== Data lines ==
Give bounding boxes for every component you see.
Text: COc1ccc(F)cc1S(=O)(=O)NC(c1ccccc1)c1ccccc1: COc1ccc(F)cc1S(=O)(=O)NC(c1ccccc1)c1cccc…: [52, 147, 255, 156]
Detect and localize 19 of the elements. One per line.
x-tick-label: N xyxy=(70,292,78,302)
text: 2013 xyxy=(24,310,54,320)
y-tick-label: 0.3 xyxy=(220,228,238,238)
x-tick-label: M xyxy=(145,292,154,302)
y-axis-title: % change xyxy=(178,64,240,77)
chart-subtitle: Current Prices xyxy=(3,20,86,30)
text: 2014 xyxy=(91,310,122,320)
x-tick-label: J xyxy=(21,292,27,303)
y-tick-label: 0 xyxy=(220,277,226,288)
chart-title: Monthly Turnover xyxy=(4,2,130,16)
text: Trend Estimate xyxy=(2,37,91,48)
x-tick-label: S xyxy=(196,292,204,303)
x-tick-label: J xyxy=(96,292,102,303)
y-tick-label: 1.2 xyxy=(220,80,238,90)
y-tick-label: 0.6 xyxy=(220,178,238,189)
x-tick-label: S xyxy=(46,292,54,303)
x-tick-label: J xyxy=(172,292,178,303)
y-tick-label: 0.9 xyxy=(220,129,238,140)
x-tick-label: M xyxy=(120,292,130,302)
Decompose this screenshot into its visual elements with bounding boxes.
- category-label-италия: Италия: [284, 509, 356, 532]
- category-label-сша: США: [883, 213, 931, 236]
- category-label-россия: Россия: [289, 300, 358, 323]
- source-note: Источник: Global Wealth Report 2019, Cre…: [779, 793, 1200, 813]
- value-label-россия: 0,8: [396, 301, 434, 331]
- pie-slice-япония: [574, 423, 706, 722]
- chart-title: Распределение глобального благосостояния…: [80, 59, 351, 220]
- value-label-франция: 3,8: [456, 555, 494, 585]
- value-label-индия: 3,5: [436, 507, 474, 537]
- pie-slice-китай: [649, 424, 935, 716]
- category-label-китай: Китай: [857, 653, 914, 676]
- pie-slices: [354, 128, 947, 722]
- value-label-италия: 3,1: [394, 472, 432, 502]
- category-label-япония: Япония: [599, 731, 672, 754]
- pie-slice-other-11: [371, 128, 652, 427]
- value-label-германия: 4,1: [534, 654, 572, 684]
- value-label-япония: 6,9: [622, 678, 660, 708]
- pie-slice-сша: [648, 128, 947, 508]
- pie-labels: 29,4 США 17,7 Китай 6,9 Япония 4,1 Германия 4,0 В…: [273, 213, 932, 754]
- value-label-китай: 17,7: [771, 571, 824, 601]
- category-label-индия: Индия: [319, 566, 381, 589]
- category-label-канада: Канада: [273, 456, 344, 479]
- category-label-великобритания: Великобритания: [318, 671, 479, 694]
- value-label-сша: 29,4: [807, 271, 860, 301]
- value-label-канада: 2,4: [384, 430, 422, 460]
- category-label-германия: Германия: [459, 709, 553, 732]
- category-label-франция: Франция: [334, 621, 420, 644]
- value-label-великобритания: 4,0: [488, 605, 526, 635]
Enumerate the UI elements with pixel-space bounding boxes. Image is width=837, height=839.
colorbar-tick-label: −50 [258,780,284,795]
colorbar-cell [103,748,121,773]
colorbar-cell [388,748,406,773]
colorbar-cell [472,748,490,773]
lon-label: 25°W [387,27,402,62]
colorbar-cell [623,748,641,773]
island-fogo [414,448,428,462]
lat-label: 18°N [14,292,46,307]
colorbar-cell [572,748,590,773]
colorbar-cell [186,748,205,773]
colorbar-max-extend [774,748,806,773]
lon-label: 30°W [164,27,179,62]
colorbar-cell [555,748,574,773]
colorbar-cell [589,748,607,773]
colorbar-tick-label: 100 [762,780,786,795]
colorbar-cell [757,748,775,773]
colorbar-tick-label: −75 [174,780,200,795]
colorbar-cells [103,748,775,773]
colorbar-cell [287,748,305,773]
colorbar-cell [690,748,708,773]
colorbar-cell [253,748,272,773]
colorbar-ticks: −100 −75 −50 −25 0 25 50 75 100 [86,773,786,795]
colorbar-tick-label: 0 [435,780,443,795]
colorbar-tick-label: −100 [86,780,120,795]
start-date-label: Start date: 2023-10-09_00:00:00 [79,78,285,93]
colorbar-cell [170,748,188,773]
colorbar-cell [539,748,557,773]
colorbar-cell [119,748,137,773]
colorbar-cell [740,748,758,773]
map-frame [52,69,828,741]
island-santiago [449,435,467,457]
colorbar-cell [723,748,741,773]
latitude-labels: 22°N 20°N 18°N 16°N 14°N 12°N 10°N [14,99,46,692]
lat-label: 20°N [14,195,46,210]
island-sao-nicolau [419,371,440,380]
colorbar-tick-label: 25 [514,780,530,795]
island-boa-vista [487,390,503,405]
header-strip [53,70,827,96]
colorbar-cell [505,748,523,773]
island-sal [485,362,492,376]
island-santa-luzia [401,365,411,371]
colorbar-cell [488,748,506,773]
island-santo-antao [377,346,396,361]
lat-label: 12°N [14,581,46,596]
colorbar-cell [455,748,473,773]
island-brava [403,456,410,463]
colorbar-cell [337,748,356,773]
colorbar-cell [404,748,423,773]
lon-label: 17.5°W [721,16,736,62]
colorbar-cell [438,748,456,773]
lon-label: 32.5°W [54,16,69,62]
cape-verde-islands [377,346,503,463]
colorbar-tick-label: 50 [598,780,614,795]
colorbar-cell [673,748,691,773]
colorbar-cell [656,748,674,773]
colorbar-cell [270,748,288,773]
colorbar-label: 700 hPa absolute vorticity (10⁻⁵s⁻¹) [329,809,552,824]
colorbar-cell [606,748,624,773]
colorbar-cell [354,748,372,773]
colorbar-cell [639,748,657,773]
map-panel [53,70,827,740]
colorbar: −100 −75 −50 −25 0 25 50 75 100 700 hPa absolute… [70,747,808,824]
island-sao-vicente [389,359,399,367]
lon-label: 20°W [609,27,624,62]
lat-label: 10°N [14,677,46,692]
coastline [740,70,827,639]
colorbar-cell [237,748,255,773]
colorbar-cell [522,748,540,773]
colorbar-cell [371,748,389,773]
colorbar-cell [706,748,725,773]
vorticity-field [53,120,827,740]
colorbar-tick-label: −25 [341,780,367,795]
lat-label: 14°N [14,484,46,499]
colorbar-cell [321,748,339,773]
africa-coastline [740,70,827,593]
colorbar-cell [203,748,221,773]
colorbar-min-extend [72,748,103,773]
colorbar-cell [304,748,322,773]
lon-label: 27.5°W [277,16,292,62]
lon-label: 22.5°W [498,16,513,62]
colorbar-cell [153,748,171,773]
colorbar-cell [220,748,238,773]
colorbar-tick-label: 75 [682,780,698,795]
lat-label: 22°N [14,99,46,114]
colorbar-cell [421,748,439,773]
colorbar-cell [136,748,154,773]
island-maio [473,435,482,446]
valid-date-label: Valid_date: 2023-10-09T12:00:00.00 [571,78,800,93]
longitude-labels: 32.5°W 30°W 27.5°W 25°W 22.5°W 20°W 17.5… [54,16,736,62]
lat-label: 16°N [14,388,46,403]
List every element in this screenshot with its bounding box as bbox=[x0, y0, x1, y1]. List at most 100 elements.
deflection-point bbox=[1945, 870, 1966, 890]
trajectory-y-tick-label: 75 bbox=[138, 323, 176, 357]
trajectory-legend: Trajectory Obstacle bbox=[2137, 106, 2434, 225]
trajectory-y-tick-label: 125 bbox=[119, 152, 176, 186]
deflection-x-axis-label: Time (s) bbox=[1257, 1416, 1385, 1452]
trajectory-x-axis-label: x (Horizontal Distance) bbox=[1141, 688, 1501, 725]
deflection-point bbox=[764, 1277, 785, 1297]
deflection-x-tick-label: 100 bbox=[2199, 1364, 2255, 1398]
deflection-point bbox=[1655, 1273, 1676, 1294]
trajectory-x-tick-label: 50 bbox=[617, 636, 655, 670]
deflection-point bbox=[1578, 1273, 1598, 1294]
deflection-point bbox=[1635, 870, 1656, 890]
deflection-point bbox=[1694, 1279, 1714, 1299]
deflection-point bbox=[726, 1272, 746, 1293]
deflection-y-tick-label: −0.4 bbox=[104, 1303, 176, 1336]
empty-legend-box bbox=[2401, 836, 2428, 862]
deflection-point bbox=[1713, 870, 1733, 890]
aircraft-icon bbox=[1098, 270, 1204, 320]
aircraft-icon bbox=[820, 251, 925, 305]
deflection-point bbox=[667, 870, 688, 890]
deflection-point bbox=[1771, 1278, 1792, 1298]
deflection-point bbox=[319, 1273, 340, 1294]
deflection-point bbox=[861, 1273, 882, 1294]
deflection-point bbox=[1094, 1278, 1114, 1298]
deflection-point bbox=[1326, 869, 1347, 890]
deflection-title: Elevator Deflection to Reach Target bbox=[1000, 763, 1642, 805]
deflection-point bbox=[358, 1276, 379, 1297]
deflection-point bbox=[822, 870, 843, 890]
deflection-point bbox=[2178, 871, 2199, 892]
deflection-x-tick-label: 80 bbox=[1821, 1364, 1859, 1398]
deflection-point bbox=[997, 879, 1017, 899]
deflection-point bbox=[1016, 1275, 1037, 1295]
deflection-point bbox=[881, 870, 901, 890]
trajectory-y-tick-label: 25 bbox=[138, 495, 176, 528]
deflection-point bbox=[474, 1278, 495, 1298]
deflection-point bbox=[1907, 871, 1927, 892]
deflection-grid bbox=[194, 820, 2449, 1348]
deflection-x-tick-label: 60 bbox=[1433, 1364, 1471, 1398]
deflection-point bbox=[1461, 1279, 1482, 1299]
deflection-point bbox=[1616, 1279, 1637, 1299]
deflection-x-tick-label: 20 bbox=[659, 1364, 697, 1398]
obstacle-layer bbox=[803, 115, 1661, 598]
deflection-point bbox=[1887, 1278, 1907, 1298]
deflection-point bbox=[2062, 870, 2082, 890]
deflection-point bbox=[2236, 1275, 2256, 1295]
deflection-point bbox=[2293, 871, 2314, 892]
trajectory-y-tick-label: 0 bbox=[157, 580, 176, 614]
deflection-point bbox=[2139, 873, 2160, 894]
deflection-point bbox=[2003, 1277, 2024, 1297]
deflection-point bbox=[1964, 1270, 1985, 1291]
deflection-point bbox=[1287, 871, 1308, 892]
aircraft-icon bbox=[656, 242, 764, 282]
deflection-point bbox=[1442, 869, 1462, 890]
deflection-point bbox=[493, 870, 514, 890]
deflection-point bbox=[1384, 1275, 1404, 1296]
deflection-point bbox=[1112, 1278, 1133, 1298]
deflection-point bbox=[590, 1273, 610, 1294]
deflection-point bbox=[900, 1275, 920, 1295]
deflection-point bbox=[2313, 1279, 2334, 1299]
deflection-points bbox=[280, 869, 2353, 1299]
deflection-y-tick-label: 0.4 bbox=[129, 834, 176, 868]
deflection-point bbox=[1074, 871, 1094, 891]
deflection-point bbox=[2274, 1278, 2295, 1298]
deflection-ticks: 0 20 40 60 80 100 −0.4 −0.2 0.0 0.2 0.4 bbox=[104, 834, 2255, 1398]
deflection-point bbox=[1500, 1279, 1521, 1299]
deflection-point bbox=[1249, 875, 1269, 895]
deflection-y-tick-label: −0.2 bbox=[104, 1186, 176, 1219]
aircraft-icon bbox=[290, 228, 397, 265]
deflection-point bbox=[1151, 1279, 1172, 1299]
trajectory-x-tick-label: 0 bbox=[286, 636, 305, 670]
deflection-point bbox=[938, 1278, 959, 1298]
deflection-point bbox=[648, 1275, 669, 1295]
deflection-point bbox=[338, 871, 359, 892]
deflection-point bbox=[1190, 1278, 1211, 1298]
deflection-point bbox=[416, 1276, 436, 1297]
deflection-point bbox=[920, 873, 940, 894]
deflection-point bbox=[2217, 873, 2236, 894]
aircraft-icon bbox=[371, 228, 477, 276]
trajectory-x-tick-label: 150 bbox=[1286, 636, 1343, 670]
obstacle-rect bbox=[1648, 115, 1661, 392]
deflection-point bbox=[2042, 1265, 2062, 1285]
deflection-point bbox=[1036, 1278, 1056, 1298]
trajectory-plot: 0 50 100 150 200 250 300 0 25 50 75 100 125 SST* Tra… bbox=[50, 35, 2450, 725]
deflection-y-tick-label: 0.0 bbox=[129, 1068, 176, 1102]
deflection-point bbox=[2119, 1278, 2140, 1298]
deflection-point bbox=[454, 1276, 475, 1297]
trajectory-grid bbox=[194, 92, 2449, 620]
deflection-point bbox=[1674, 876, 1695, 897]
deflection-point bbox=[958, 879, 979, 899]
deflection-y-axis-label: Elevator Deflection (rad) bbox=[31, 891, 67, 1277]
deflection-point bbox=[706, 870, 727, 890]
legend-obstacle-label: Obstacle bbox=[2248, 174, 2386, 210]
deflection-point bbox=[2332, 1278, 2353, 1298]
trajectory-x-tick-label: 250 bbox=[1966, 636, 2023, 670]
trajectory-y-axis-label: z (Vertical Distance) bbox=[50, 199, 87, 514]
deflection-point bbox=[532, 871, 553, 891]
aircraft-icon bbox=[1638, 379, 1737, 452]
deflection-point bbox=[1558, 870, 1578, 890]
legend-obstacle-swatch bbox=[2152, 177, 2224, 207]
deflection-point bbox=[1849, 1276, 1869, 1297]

== Brief ==
Arrange every line from the start of the records through the line containing "y-tick-label: 0.6 xyxy=(220,178,238,189)", inclusive, as a Markdown table with the columns Row and Line. Number the rows in order and leave out blank lines.

== Written response ==
| Row | Line |
|---|---|
| 1 | Give bounding boxes for every component you see. |
| 2 | Text: COc1ccc(F)cc1S(=O)(=O)NC(c1ccccc1)c1ccccc1: COc1ccc(F)cc1S(=O)(=O)NC(c1ccccc1)c1cccc…: [52, 147, 255, 156] |
| 3 | Detect and localize 19 of the elements. One per line. |
| 4 | x-tick-label: N xyxy=(70,292,78,302) |
| 5 | text: 2013 xyxy=(24,310,54,320) |
| 6 | y-tick-label: 0.3 xyxy=(220,228,238,238) |
| 7 | x-tick-label: M xyxy=(145,292,154,302) |
| 8 | y-axis-title: % change xyxy=(178,64,240,77) |
| 9 | chart-subtitle: Current Prices xyxy=(3,20,86,30) |
| 10 | text: 2014 xyxy=(91,310,122,320) |
| 11 | x-tick-label: J xyxy=(21,292,27,303) |
| 12 | y-tick-label: 0 xyxy=(220,277,226,288) |
| 13 | chart-title: Monthly Turnover xyxy=(4,2,130,16) |
| 14 | text: Trend Estimate xyxy=(2,37,91,48) |
| 15 | x-tick-label: S xyxy=(196,292,204,303) |
| 16 | x-tick-label: J xyxy=(96,292,102,303) |
| 17 | y-tick-label: 1.2 xyxy=(220,80,238,90) |
| 18 | y-tick-label: 0.6 xyxy=(220,178,238,189) |